• **Aim of the task**
Gather all lines in the entries that include the word "inoltre".

• **Dataset content**
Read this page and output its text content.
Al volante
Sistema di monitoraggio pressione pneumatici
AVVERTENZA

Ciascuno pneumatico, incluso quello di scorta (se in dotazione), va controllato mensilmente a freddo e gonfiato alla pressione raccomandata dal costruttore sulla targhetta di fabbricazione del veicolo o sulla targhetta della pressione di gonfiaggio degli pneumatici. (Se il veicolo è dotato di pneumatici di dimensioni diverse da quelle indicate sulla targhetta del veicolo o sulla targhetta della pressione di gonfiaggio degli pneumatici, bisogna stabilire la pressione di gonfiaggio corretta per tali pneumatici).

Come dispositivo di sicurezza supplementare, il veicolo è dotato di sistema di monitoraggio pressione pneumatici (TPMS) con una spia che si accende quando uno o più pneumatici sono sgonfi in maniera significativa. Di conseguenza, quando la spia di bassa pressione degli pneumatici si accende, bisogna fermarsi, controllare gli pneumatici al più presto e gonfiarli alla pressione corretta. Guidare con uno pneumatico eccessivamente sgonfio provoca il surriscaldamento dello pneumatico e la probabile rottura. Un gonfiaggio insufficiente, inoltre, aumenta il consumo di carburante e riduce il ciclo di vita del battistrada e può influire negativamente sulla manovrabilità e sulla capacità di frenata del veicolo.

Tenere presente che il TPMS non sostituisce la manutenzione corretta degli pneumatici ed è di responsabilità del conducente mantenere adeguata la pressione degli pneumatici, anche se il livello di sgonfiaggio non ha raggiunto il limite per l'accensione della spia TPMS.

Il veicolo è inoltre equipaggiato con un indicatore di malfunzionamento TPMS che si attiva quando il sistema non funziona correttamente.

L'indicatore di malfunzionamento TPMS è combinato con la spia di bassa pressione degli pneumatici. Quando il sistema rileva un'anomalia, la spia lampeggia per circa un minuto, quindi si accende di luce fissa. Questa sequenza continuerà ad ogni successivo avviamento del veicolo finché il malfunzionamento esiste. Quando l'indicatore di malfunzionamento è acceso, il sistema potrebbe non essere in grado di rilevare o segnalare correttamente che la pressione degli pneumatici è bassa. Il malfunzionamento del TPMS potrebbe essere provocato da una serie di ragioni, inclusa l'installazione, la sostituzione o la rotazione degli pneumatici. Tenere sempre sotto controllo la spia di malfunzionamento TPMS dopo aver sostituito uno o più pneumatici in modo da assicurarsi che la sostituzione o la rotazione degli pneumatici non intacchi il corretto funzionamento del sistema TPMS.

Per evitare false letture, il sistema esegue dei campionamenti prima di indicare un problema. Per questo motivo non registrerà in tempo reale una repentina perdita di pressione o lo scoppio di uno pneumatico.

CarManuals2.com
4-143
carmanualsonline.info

• **Completed exercise**
Come dispositivo di sicurezza supplementare, il veicolo è dotato di sistema di monitoraggio pressione pneumatici (TPMS) con una spia che si accende quando uno o più pneumatici sono sgonfi in maniera significativa. Di conseguenza, quando la spia di bassa pressione degli pneumatici si accende, bisogna fermarsi, controllare gli pneumatici al più presto e gonfiarli alla pressione corretta. Guidare con uno pneumatico eccessivamente sgonfio provoca il surriscaldamento dello pneumatico e la probabile rottura. Un gonfiaggio insufficiente, inoltre, aumenta il consumo di carburante e riduce il ciclo di vita del battistrada e può influire negativamente sulla manovrabilità e sulla capacità di frenata del veicolo.
Il veicolo è inoltre equipaggiato con un indicatore di malfunzionamento TPMS che si attiva quando il sistema non funziona correttamente.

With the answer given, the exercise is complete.